Page records with their text
BEGIN
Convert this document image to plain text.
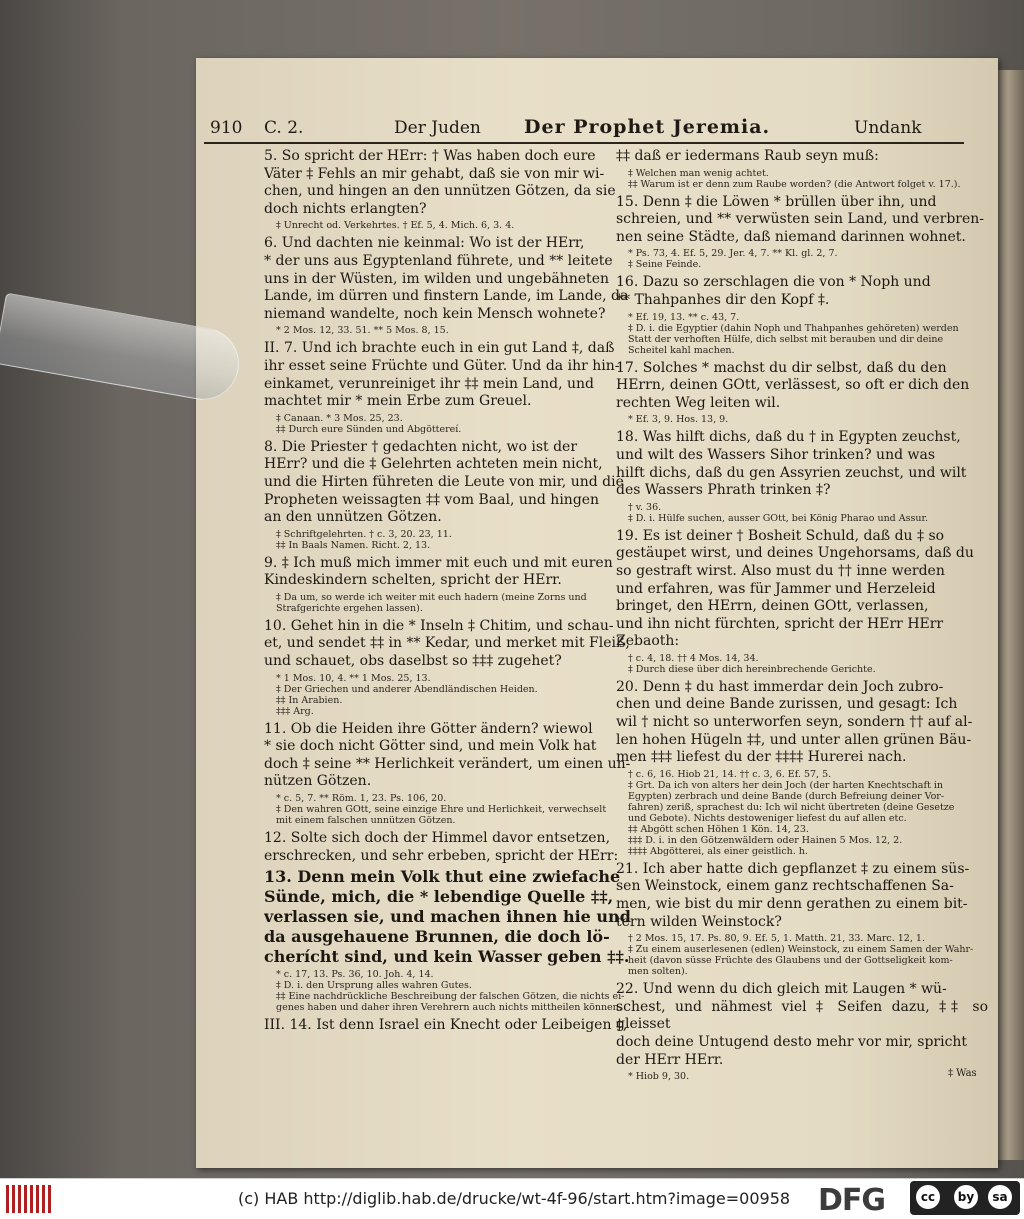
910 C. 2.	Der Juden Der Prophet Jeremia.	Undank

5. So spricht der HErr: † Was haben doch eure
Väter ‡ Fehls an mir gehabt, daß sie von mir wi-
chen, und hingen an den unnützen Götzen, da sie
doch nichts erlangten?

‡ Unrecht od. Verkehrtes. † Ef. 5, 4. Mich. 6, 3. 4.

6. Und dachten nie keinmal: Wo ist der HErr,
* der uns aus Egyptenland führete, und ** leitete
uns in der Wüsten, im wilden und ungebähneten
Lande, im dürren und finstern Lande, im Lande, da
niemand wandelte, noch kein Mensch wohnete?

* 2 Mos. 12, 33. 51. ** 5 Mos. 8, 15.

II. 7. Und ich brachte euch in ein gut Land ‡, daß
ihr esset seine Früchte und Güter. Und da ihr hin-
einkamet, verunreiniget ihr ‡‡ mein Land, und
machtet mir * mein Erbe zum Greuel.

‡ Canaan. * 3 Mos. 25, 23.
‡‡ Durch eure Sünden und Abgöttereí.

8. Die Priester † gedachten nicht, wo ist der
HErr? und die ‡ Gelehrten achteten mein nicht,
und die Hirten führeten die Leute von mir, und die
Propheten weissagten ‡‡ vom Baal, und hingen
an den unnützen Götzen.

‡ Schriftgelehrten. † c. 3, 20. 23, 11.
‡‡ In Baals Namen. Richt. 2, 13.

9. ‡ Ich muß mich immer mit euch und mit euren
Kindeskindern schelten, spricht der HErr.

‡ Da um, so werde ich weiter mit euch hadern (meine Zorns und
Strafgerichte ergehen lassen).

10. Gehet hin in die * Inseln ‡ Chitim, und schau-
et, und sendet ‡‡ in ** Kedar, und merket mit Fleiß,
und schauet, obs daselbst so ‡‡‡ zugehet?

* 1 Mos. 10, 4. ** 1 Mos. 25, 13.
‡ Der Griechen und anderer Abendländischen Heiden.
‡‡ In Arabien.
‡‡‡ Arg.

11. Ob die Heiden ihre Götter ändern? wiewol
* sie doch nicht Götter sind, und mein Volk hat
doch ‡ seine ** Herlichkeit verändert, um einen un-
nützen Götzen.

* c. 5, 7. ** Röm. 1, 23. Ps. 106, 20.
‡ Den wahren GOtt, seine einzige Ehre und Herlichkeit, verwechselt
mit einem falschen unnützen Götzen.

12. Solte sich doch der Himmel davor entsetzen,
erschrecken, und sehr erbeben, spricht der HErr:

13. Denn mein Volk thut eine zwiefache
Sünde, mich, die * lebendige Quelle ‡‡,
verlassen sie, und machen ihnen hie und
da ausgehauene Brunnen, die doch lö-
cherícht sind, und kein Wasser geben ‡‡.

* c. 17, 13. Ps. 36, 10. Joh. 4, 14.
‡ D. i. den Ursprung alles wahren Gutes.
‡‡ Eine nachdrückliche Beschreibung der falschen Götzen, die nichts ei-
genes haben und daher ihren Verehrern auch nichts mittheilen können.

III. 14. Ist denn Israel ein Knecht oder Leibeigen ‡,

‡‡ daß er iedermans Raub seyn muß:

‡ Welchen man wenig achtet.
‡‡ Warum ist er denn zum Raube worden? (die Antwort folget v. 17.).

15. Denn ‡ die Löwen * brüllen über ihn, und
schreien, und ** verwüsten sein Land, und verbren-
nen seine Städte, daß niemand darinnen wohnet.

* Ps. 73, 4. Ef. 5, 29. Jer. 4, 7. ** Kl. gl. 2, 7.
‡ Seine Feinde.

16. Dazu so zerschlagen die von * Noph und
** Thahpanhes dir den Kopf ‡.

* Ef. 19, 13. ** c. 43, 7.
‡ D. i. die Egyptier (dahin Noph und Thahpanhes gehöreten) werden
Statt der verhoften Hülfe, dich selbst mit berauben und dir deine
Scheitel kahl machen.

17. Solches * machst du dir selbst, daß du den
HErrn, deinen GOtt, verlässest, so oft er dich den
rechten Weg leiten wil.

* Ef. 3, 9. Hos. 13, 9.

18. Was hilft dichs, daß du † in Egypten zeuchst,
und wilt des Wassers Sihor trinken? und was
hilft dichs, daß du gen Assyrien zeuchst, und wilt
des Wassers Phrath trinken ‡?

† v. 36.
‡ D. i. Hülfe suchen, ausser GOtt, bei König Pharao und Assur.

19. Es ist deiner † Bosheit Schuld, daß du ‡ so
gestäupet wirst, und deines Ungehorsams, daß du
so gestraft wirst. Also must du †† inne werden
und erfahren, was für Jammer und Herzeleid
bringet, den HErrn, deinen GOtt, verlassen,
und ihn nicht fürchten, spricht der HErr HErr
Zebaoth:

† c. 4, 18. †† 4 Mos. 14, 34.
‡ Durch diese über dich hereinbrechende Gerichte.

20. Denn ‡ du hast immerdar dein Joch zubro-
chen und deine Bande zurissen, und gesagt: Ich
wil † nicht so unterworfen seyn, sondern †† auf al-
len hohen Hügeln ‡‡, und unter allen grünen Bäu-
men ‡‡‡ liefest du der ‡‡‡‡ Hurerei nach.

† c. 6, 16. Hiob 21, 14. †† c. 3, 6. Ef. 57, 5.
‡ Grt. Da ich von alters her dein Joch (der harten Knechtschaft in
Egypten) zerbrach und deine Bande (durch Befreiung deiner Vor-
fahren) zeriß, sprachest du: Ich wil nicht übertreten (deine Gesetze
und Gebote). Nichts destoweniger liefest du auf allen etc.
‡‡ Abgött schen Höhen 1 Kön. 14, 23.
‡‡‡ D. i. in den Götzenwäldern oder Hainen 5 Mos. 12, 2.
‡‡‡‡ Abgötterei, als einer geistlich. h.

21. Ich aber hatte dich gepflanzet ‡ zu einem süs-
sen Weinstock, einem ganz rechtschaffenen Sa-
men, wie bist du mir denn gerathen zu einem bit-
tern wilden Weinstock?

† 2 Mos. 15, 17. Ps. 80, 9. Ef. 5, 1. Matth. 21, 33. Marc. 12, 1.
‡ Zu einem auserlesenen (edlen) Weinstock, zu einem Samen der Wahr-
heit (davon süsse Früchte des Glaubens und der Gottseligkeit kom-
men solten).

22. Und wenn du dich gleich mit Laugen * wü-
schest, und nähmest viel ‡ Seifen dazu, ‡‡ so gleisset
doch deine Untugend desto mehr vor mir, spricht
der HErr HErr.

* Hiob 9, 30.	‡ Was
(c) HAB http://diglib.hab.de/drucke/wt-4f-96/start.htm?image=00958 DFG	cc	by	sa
END
§ **Aim of the exercise**
Show every line in the entries where the string "zeuchst" occurs.

§ **Solved problem**
18. Was hilft dichs, daß du † in Egypten zeuchst,
hilft dichs, daß du gen Assyrien zeuchst, und wilt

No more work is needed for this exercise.